> **EXERCISE REQUIREMENTS**: The entries below should be given again exactly, minus their pictures.

> **SOURCE RECORDS**:
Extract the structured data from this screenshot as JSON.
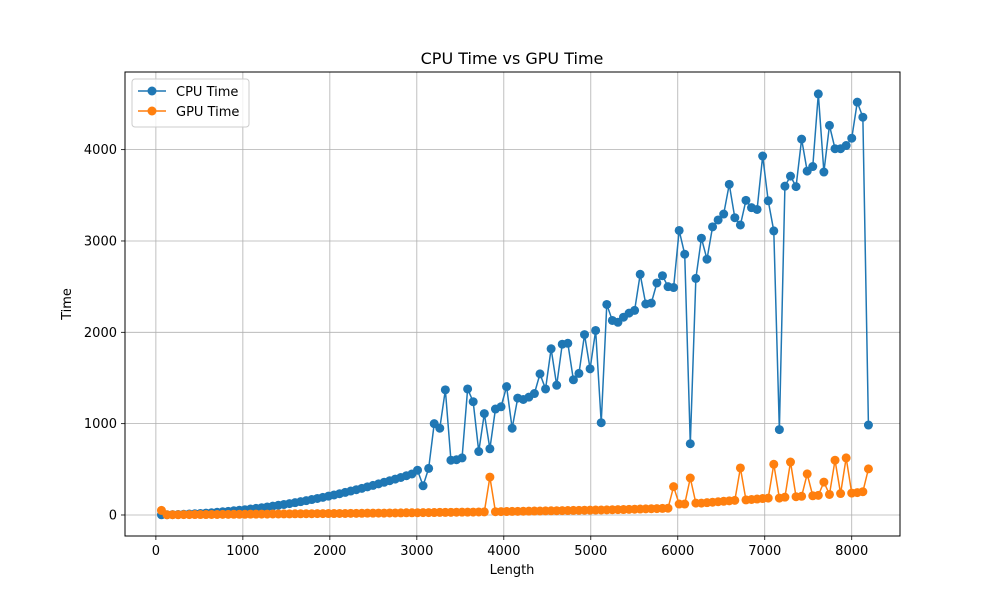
{
  "chart_data": {
    "type": "line",
    "title": "CPU Time vs GPU Time",
    "xlabel": "Length",
    "ylabel": "Time",
    "xlim": [
      -355,
      8555
    ],
    "ylim": [
      -230,
      4850
    ],
    "x_ticks": [
      0,
      1000,
      2000,
      3000,
      4000,
      5000,
      6000,
      7000,
      8000
    ],
    "y_ticks": [
      0,
      1000,
      2000,
      3000,
      4000
    ],
    "grid": true,
    "legend_position": "top-left",
    "x": [
      64,
      128,
      192,
      256,
      320,
      384,
      448,
      512,
      576,
      640,
      704,
      768,
      832,
      896,
      960,
      1024,
      1088,
      1152,
      1216,
      1280,
      1344,
      1408,
      1472,
      1536,
      1600,
      1664,
      1728,
      1792,
      1856,
      1920,
      1984,
      2048,
      2112,
      2176,
      2240,
      2304,
      2368,
      2432,
      2496,
      2560,
      2624,
      2688,
      2752,
      2816,
      2880,
      2944,
      3008,
      3072,
      3136,
      3200,
      3264,
      3328,
      3392,
      3456,
      3520,
      3584,
      3648,
      3712,
      3776,
      3840,
      3904,
      3968,
      4032,
      4096,
      4160,
      4224,
      4288,
      4352,
      4416,
      4480,
      4544,
      4608,
      4672,
      4736,
      4800,
      4864,
      4928,
      4992,
      5056,
      5120,
      5184,
      5248,
      5312,
      5376,
      5440,
      5504,
      5568,
      5632,
      5696,
      5760,
      5824,
      5888,
      5952,
      6016,
      6080,
      6144,
      6208,
      6272,
      6336,
      6400,
      6464,
      6528,
      6592,
      6656,
      6720,
      6784,
      6848,
      6912,
      6976,
      7040,
      7104,
      7168,
      7232,
      7296,
      7360,
      7424,
      7488,
      7552,
      7616,
      7680,
      7744,
      7808,
      7872,
      7936,
      8000,
      8064,
      8128,
      8192
    ],
    "series": [
      {
        "name": "CPU Time",
        "color": "#1f77b4",
        "values": [
          2,
          3,
          4,
          6,
          8,
          11,
          14,
          17,
          21,
          25,
          30,
          35,
          40,
          46,
          52,
          58,
          65,
          72,
          80,
          88,
          97,
          106,
          115,
          125,
          135,
          146,
          157,
          169,
          181,
          193,
          206,
          219,
          233,
          247,
          262,
          277,
          292,
          308,
          324,
          341,
          358,
          375,
          393,
          411,
          430,
          449,
          490,
          320,
          510,
          1000,
          950,
          1370,
          600,
          605,
          625,
          1380,
          1240,
          695,
          1110,
          725,
          1160,
          1185,
          1405,
          950,
          1280,
          1265,
          1290,
          1330,
          1545,
          1380,
          1820,
          1420,
          1870,
          1880,
          1480,
          1550,
          1975,
          1600,
          2020,
          1010,
          2305,
          2130,
          2110,
          2165,
          2210,
          2240,
          2635,
          2310,
          2320,
          2540,
          2620,
          2500,
          2490,
          3115,
          2855,
          780,
          2590,
          3030,
          2800,
          3155,
          3230,
          3295,
          3620,
          3255,
          3175,
          3445,
          3365,
          3345,
          3930,
          3440,
          3110,
          935,
          3600,
          3710,
          3595,
          4115,
          3765,
          3815,
          4610,
          3755,
          4265,
          4010,
          4010,
          4045,
          4125,
          4520,
          4355,
          985
        ]
      },
      {
        "name": "GPU Time",
        "color": "#ff7f0e",
        "values": [
          50,
          2,
          3,
          3,
          4,
          4,
          5,
          5,
          5,
          6,
          6,
          7,
          7,
          8,
          8,
          8,
          9,
          9,
          10,
          10,
          11,
          11,
          12,
          12,
          13,
          13,
          14,
          14,
          15,
          15,
          16,
          16,
          17,
          17,
          18,
          18,
          19,
          20,
          20,
          21,
          21,
          22,
          22,
          23,
          24,
          24,
          25,
          26,
          26,
          27,
          28,
          28,
          29,
          30,
          31,
          31,
          32,
          33,
          34,
          415,
          36,
          37,
          38,
          39,
          40,
          41,
          42,
          43,
          44,
          45,
          46,
          47,
          48,
          49,
          50,
          51,
          52,
          53,
          54,
          55,
          56,
          58,
          59,
          60,
          62,
          63,
          65,
          67,
          69,
          70,
          72,
          74,
          310,
          120,
          120,
          405,
          130,
          130,
          135,
          140,
          145,
          150,
          155,
          160,
          515,
          165,
          170,
          175,
          180,
          185,
          555,
          185,
          195,
          580,
          200,
          205,
          450,
          210,
          215,
          360,
          225,
          600,
          235,
          625,
          240,
          245,
          255,
          505
        ]
      }
    ]
  }
}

> **TASK RESPONSE**:
Extract the structured data from this screenshot as JSON.
{
  "chart_data": {
    "type": "line",
    "title": "CPU Time vs GPU Time",
    "xlabel": "Length",
    "ylabel": "Time",
    "xlim": [
      -355,
      8555
    ],
    "ylim": [
      -230,
      4850
    ],
    "x_ticks": [
      0,
      1000,
      2000,
      3000,
      4000,
      5000,
      6000,
      7000,
      8000
    ],
    "y_ticks": [
      0,
      1000,
      2000,
      3000,
      4000
    ],
    "grid": true,
    "legend_position": "top-left",
    "x": [
      64,
      128,
      192,
      256,
      320,
      384,
      448,
      512,
      576,
      640,
      704,
      768,
      832,
      896,
      960,
      1024,
      1088,
      1152,
      1216,
      1280,
      1344,
      1408,
      1472,
      1536,
      1600,
      1664,
      1728,
      1792,
      1856,
      1920,
      1984,
      2048,
      2112,
      2176,
      2240,
      2304,
      2368,
      2432,
      2496,
      2560,
      2624,
      2688,
      2752,
      2816,
      2880,
      2944,
      3008,
      3072,
      3136,
      3200,
      3264,
      3328,
      3392,
      3456,
      3520,
      3584,
      3648,
      3712,
      3776,
      3840,
      3904,
      3968,
      4032,
      4096,
      4160,
      4224,
      4288,
      4352,
      4416,
      4480,
      4544,
      4608,
      4672,
      4736,
      4800,
      4864,
      4928,
      4992,
      5056,
      5120,
      5184,
      5248,
      5312,
      5376,
      5440,
      5504,
      5568,
      5632,
      5696,
      5760,
      5824,
      5888,
      5952,
      6016,
      6080,
      6144,
      6208,
      6272,
      6336,
      6400,
      6464,
      6528,
      6592,
      6656,
      6720,
      6784,
      6848,
      6912,
      6976,
      7040,
      7104,
      7168,
      7232,
      7296,
      7360,
      7424,
      7488,
      7552,
      7616,
      7680,
      7744,
      7808,
      7872,
      7936,
      8000,
      8064,
      8128,
      8192
    ],
    "series": [
      {
        "name": "CPU Time",
        "color": "#1f77b4",
        "values": [
          2,
          3,
          4,
          6,
          8,
          11,
          14,
          17,
          21,
          25,
          30,
          35,
          40,
          46,
          52,
          58,
          65,
          72,
          80,
          88,
          97,
          106,
          115,
          125,
          135,
          146,
          157,
          169,
          181,
          193,
          206,
          219,
          233,
          247,
          262,
          277,
          292,
          308,
          324,
          341,
          358,
          375,
          393,
          411,
          430,
          449,
          490,
          320,
          510,
          1000,
          950,
          1370,
          600,
          605,
          625,
          1380,
          1240,
          695,
          1110,
          725,
          1160,
          1185,
          1405,
          950,
          1280,
          1265,
          1290,
          1330,
          1545,
          1380,
          1820,
          1420,
          1870,
          1880,
          1480,
          1550,
          1975,
          1600,
          2020,
          1010,
          2305,
          2130,
          2110,
          2165,
          2210,
          2240,
          2635,
          2310,
          2320,
          2540,
          2620,
          2500,
          2490,
          3115,
          2855,
          780,
          2590,
          3030,
          2800,
          3155,
          3230,
          3295,
          3620,
          3255,
          3175,
          3445,
          3365,
          3345,
          3930,
          3440,
          3110,
          935,
          3600,
          3710,
          3595,
          4115,
          3765,
          3815,
          4610,
          3755,
          4265,
          4010,
          4010,
          4045,
          4125,
          4520,
          4355,
          985
        ]
      },
      {
        "name": "GPU Time",
        "color": "#ff7f0e",
        "values": [
          50,
          2,
          3,
          3,
          4,
          4,
          5,
          5,
          5,
          6,
          6,
          7,
          7,
          8,
          8,
          8,
          9,
          9,
          10,
          10,
          11,
          11,
          12,
          12,
          13,
          13,
          14,
          14,
          15,
          15,
          16,
          16,
          17,
          17,
          18,
          18,
          19,
          20,
          20,
          21,
          21,
          22,
          22,
          23,
          24,
          24,
          25,
          26,
          26,
          27,
          28,
          28,
          29,
          30,
          31,
          31,
          32,
          33,
          34,
          415,
          36,
          37,
          38,
          39,
          40,
          41,
          42,
          43,
          44,
          45,
          46,
          47,
          48,
          49,
          50,
          51,
          52,
          53,
          54,
          55,
          56,
          58,
          59,
          60,
          62,
          63,
          65,
          67,
          69,
          70,
          72,
          74,
          310,
          120,
          120,
          405,
          130,
          130,
          135,
          140,
          145,
          150,
          155,
          160,
          515,
          165,
          170,
          175,
          180,
          185,
          555,
          185,
          195,
          580,
          200,
          205,
          450,
          210,
          215,
          360,
          225,
          600,
          235,
          625,
          240,
          245,
          255,
          505
        ]
      }
    ]
  }
}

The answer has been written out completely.